■ Dataset records ■
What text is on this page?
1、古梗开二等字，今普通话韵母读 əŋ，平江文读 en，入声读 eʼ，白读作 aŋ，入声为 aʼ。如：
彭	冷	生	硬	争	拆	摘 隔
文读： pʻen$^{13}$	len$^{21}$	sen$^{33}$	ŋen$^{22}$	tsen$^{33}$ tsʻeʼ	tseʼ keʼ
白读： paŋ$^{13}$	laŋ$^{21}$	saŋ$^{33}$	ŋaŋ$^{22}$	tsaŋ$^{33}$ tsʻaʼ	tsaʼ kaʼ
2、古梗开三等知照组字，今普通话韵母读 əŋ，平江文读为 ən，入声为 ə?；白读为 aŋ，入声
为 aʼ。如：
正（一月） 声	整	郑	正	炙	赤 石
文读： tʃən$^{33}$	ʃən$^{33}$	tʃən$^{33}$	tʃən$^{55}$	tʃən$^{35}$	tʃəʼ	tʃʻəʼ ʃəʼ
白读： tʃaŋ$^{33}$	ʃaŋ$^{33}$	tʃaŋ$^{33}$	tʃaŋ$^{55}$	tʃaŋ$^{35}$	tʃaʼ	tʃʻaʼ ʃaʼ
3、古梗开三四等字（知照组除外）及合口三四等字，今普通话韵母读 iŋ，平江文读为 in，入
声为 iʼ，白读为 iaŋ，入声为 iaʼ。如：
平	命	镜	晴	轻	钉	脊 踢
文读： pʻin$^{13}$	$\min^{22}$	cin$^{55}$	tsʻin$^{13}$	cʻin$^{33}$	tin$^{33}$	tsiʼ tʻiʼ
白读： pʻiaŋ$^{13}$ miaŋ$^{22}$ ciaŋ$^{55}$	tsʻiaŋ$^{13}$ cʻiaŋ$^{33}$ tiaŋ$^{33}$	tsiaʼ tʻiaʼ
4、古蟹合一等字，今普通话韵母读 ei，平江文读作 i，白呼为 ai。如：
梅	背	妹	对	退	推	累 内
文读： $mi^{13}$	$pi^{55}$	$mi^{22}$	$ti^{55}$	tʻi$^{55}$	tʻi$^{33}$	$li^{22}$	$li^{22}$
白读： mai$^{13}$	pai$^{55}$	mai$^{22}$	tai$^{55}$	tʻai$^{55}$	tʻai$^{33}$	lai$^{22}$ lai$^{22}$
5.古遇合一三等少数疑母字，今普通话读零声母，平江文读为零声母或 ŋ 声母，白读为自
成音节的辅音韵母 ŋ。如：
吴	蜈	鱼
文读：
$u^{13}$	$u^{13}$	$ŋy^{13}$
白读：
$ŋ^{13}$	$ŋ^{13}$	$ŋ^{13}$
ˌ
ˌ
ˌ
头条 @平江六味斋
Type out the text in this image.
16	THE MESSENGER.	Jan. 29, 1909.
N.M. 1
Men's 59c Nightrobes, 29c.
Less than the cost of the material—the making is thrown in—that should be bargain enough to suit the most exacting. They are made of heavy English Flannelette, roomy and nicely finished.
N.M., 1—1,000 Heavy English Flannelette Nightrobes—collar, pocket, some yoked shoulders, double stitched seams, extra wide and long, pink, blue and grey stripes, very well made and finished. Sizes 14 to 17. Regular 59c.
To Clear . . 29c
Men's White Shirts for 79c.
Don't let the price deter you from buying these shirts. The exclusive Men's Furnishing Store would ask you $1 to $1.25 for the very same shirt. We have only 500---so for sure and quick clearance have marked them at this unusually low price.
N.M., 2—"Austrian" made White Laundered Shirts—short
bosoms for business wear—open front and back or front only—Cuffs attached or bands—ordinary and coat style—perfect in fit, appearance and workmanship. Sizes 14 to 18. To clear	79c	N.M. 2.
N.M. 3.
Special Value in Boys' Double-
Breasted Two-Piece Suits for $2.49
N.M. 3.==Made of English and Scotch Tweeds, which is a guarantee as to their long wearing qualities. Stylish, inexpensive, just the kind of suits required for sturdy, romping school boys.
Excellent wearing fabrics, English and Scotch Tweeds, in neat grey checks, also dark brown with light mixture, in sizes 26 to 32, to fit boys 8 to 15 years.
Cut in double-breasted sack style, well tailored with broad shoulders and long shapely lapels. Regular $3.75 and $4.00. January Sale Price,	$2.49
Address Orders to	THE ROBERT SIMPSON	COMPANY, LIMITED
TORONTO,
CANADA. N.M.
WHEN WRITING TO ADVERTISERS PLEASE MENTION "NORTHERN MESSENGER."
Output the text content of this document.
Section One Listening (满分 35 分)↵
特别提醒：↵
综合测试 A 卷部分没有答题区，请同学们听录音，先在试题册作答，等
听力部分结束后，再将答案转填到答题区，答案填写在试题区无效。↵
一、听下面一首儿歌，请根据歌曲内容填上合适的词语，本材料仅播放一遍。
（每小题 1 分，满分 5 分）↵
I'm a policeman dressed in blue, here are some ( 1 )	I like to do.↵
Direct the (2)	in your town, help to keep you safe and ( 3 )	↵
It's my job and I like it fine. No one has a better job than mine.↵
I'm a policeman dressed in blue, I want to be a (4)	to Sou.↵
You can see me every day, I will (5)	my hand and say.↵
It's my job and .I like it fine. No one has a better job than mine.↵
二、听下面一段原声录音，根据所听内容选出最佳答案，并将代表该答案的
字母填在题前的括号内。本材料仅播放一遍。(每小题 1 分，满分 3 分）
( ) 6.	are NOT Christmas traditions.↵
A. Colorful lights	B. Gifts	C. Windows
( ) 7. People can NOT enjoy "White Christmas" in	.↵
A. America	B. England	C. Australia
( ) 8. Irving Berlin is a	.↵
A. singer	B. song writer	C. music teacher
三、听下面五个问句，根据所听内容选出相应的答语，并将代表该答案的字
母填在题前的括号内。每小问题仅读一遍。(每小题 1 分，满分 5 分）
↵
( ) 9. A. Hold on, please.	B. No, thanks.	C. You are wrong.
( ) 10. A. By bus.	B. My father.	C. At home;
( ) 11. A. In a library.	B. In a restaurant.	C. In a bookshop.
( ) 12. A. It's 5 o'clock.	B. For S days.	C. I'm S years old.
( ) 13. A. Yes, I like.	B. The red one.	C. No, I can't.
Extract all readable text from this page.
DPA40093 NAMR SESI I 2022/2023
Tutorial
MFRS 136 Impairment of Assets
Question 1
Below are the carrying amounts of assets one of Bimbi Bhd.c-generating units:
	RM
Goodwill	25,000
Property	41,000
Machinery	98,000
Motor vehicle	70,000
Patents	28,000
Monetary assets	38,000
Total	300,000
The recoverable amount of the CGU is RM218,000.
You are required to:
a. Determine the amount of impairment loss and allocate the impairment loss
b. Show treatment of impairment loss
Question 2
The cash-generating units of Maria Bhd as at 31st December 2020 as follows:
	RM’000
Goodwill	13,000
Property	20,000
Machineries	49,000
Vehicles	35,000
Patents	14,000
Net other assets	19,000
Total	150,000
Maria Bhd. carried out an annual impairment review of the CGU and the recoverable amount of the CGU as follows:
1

■ Task instructions ■
Produce an exact copy of the lines from the one containing "Extract all readable text from this page." through the last line, and of nothing else.

■ Solution to this problem ■
Extract all readable text from this page.
DPA40093 NAMR SESI I 2022/2023
Tutorial
MFRS 136 Impairment of Assets
Question 1
Below are the carrying amounts of assets one of Bimbi Bhd.c-generating units:
	RM
Goodwill	25,000
Property	41,000
Machinery	98,000
Motor vehicle	70,000
Patents	28,000
Monetary assets	38,000
Total	300,000
The recoverable amount of the CGU is RM218,000.
You are required to:
a. Determine the amount of impairment loss and allocate the impairment loss
b. Show treatment of impairment loss
Question 2
The cash-generating units of Maria Bhd as at 31st December 2020 as follows:
	RM’000
Goodwill	13,000
Property	20,000
Machineries	49,000
Vehicles	35,000
Patents	14,000
Net other assets	19,000
Total	150,000
Maria Bhd. carried out an annual impairment review of the CGU and the recoverable amount of the CGU as follows:
1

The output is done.